Stated task:
Give every line again exactly as it appears, please, but not the pictures.

## start

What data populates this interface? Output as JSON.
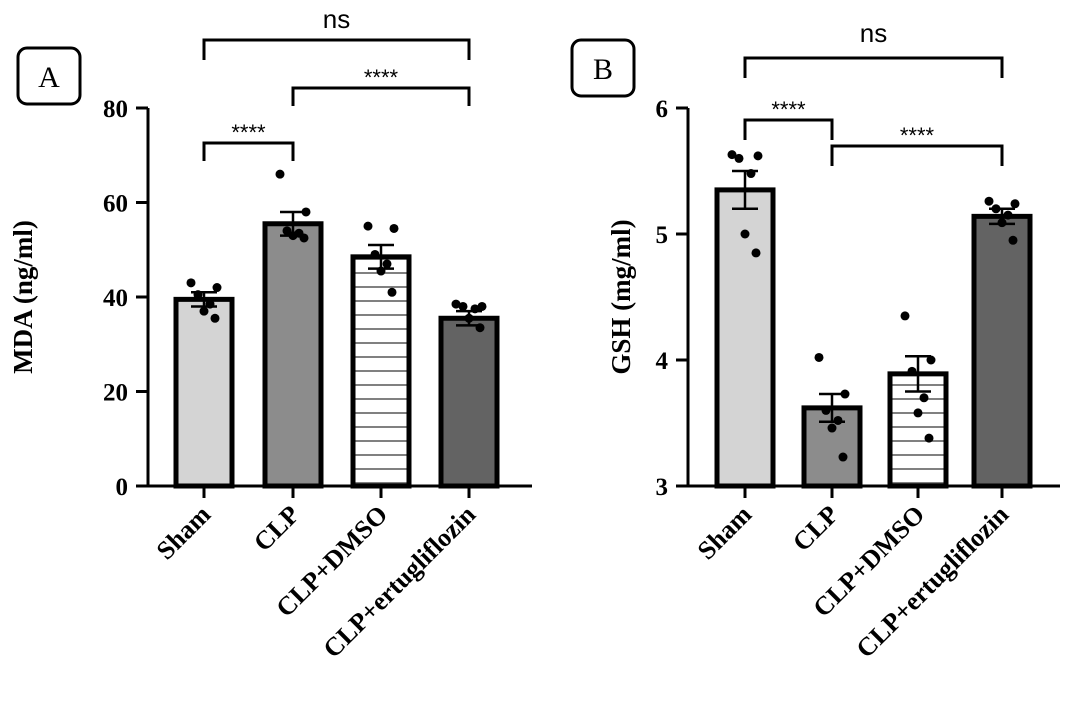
{
  "chart_data": [
    {
      "type": "bar",
      "panel_label": "A",
      "ylabel": "MDA (ng/ml)",
      "ylim": [
        0,
        80
      ],
      "yticks": [
        0,
        20,
        40,
        60,
        80
      ],
      "ytick_labels": [
        "0",
        "20",
        "40",
        "60",
        "80"
      ],
      "categories": [
        "Sham",
        "CLP",
        "CLP+DMSO",
        "CLP+ertugliflozin"
      ],
      "values": [
        39.5,
        55.5,
        48.5,
        35.5
      ],
      "sem": [
        1.5,
        2.5,
        2.5,
        1.5
      ],
      "fills": [
        "#d4d4d4",
        "#8c8c8c",
        "striped",
        "#636363"
      ],
      "points": [
        [
          43,
          42,
          40.5,
          38.5,
          37,
          35.5
        ],
        [
          66,
          58,
          54,
          53.5,
          53,
          52.5
        ],
        [
          55,
          54.5,
          49,
          47,
          45.5,
          41
        ],
        [
          38.5,
          38,
          38,
          37.5,
          35.5,
          33.5
        ]
      ],
      "comparisons": [
        {
          "from": 0,
          "to": 3,
          "label": "ns"
        },
        {
          "from": 1,
          "to": 3,
          "label": "****"
        },
        {
          "from": 0,
          "to": 1,
          "label": "****"
        }
      ]
    },
    {
      "type": "bar",
      "panel_label": "B",
      "ylabel": "GSH (mg/ml)",
      "ylim": [
        3,
        6
      ],
      "yticks": [
        3,
        4,
        5,
        6
      ],
      "ytick_labels": [
        "3",
        "4",
        "5",
        "6"
      ],
      "categories": [
        "Sham",
        "CLP",
        "CLP+DMSO",
        "CLP+ertugliflozin"
      ],
      "values": [
        5.35,
        3.62,
        3.89,
        5.14
      ],
      "sem": [
        0.15,
        0.11,
        0.14,
        0.06
      ],
      "fills": [
        "#d4d4d4",
        "#8c8c8c",
        "striped",
        "#636363"
      ],
      "points": [
        [
          5.63,
          5.62,
          5.6,
          5.48,
          5.0,
          4.85
        ],
        [
          4.02,
          3.73,
          3.6,
          3.52,
          3.46,
          3.23
        ],
        [
          4.35,
          4.0,
          3.91,
          3.7,
          3.58,
          3.38
        ],
        [
          5.26,
          5.24,
          5.2,
          5.15,
          5.09,
          4.95
        ]
      ],
      "comparisons": [
        {
          "from": 0,
          "to": 3,
          "label": "ns"
        },
        {
          "from": 0,
          "to": 1,
          "label": "****"
        },
        {
          "from": 1,
          "to": 3,
          "label": "****"
        }
      ]
    }
  ]
}
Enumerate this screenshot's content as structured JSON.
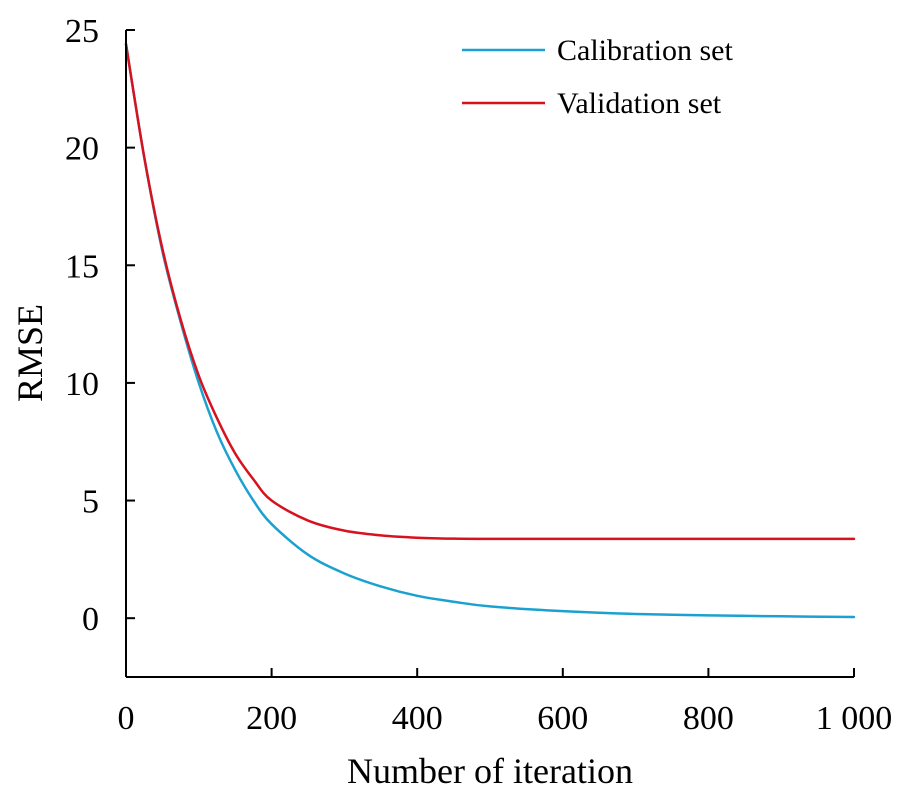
{
  "chart_data": {
    "type": "line",
    "xlabel": "Number of iteration",
    "ylabel": "RMSE",
    "xlim": [
      0,
      1000
    ],
    "ylim": [
      -2.5,
      25
    ],
    "xticks": [
      0,
      200,
      400,
      600,
      800,
      1000
    ],
    "xtick_labels": [
      "0",
      "200",
      "400",
      "600",
      "800",
      "1 000"
    ],
    "yticks": [
      0,
      5,
      10,
      15,
      20,
      25
    ],
    "ytick_labels": [
      "0",
      "5",
      "10",
      "15",
      "20",
      "25"
    ],
    "grid": false,
    "legend_position": "top-right",
    "series": [
      {
        "name": "Calibration set",
        "color": "#1BA1D1",
        "x": [
          0,
          25,
          50,
          75,
          100,
          125,
          150,
          175,
          200,
          250,
          300,
          350,
          400,
          450,
          500,
          600,
          700,
          800,
          900,
          1000
        ],
        "y": [
          24.4,
          19.6,
          15.6,
          12.6,
          10.0,
          7.9,
          6.3,
          5.0,
          4.0,
          2.7,
          1.9,
          1.35,
          0.95,
          0.7,
          0.5,
          0.3,
          0.18,
          0.12,
          0.08,
          0.05
        ]
      },
      {
        "name": "Validation set",
        "color": "#D8111F",
        "x": [
          0,
          25,
          50,
          75,
          100,
          125,
          150,
          175,
          200,
          250,
          300,
          350,
          400,
          450,
          500,
          600,
          700,
          800,
          900,
          1000
        ],
        "y": [
          24.4,
          19.6,
          15.7,
          12.7,
          10.3,
          8.5,
          7.0,
          5.9,
          5.0,
          4.15,
          3.72,
          3.52,
          3.42,
          3.38,
          3.37,
          3.37,
          3.37,
          3.37,
          3.37,
          3.37
        ]
      }
    ]
  }
}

## end

Result of the task:
What data populates this interface? Output as JSON.
{
  "chart_data": [
    {
      "type": "bar",
      "panel_label": "A",
      "ylabel": "MDA (ng/ml)",
      "ylim": [
        0,
        80
      ],
      "yticks": [
        0,
        20,
        40,
        60,
        80
      ],
      "ytick_labels": [
        "0",
        "20",
        "40",
        "60",
        "80"
      ],
      "categories": [
        "Sham",
        "CLP",
        "CLP+DMSO",
        "CLP+ertugliflozin"
      ],
      "values": [
        39.5,
        55.5,
        48.5,
        35.5
      ],
      "sem": [
        1.5,
        2.5,
        2.5,
        1.5
      ],
      "fills": [
        "#d4d4d4",
        "#8c8c8c",
        "striped",
        "#636363"
      ],
      "points": [
        [
          43,
          42,
          40.5,
          38.5,
          37,
          35.5
        ],
        [
          66,
          58,
          54,
          53.5,
          53,
          52.5
        ],
        [
          55,
          54.5,
          49,
          47,
          45.5,
          41
        ],
        [
          38.5,
          38,
          38,
          37.5,
          35.5,
          33.5
        ]
      ],
      "comparisons": [
        {
          "from": 0,
          "to": 3,
          "label": "ns"
        },
        {
          "from": 1,
          "to": 3,
          "label": "****"
        },
        {
          "from": 0,
          "to": 1,
          "label": "****"
        }
      ]
    },
    {
      "type": "bar",
      "panel_label": "B",
      "ylabel": "GSH (mg/ml)",
      "ylim": [
        3,
        6
      ],
      "yticks": [
        3,
        4,
        5,
        6
      ],
      "ytick_labels": [
        "3",
        "4",
        "5",
        "6"
      ],
      "categories": [
        "Sham",
        "CLP",
        "CLP+DMSO",
        "CLP+ertugliflozin"
      ],
      "values": [
        5.35,
        3.62,
        3.89,
        5.14
      ],
      "sem": [
        0.15,
        0.11,
        0.14,
        0.06
      ],
      "fills": [
        "#d4d4d4",
        "#8c8c8c",
        "striped",
        "#636363"
      ],
      "points": [
        [
          5.63,
          5.62,
          5.6,
          5.48,
          5.0,
          4.85
        ],
        [
          4.02,
          3.73,
          3.6,
          3.52,
          3.46,
          3.23
        ],
        [
          4.35,
          4.0,
          3.91,
          3.7,
          3.58,
          3.38
        ],
        [
          5.26,
          5.24,
          5.2,
          5.15,
          5.09,
          4.95
        ]
      ],
      "comparisons": [
        {
          "from": 0,
          "to": 3,
          "label": "ns"
        },
        {
          "from": 0,
          "to": 1,
          "label": "****"
        },
        {
          "from": 1,
          "to": 3,
          "label": "****"
        }
      ]
    }
  ]
}
Enumerate this screenshot's content as structured JSON.
{
  "chart_data": {
    "type": "line",
    "xlabel": "Number of iteration",
    "ylabel": "RMSE",
    "xlim": [
      0,
      1000
    ],
    "ylim": [
      -2.5,
      25
    ],
    "xticks": [
      0,
      200,
      400,
      600,
      800,
      1000
    ],
    "xtick_labels": [
      "0",
      "200",
      "400",
      "600",
      "800",
      "1 000"
    ],
    "yticks": [
      0,
      5,
      10,
      15,
      20,
      25
    ],
    "ytick_labels": [
      "0",
      "5",
      "10",
      "15",
      "20",
      "25"
    ],
    "grid": false,
    "legend_position": "top-right",
    "series": [
      {
        "name": "Calibration set",
        "color": "#1BA1D1",
        "x": [
          0,
          25,
          50,
          75,
          100,
          125,
          150,
          175,
          200,
          250,
          300,
          350,
          400,
          450,
          500,
          600,
          700,
          800,
          900,
          1000
        ],
        "y": [
          24.4,
          19.6,
          15.6,
          12.6,
          10.0,
          7.9,
          6.3,
          5.0,
          4.0,
          2.7,
          1.9,
          1.35,
          0.95,
          0.7,
          0.5,
          0.3,
          0.18,
          0.12,
          0.08,
          0.05
        ]
      },
      {
        "name": "Validation set",
        "color": "#D8111F",
        "x": [
          0,
          25,
          50,
          75,
          100,
          125,
          150,
          175,
          200,
          250,
          300,
          350,
          400,
          450,
          500,
          600,
          700,
          800,
          900,
          1000
        ],
        "y": [
          24.4,
          19.6,
          15.7,
          12.7,
          10.3,
          8.5,
          7.0,
          5.9,
          5.0,
          4.15,
          3.72,
          3.52,
          3.42,
          3.38,
          3.37,
          3.37,
          3.37,
          3.37,
          3.37,
          3.37
        ]
      }
    ]
  }
}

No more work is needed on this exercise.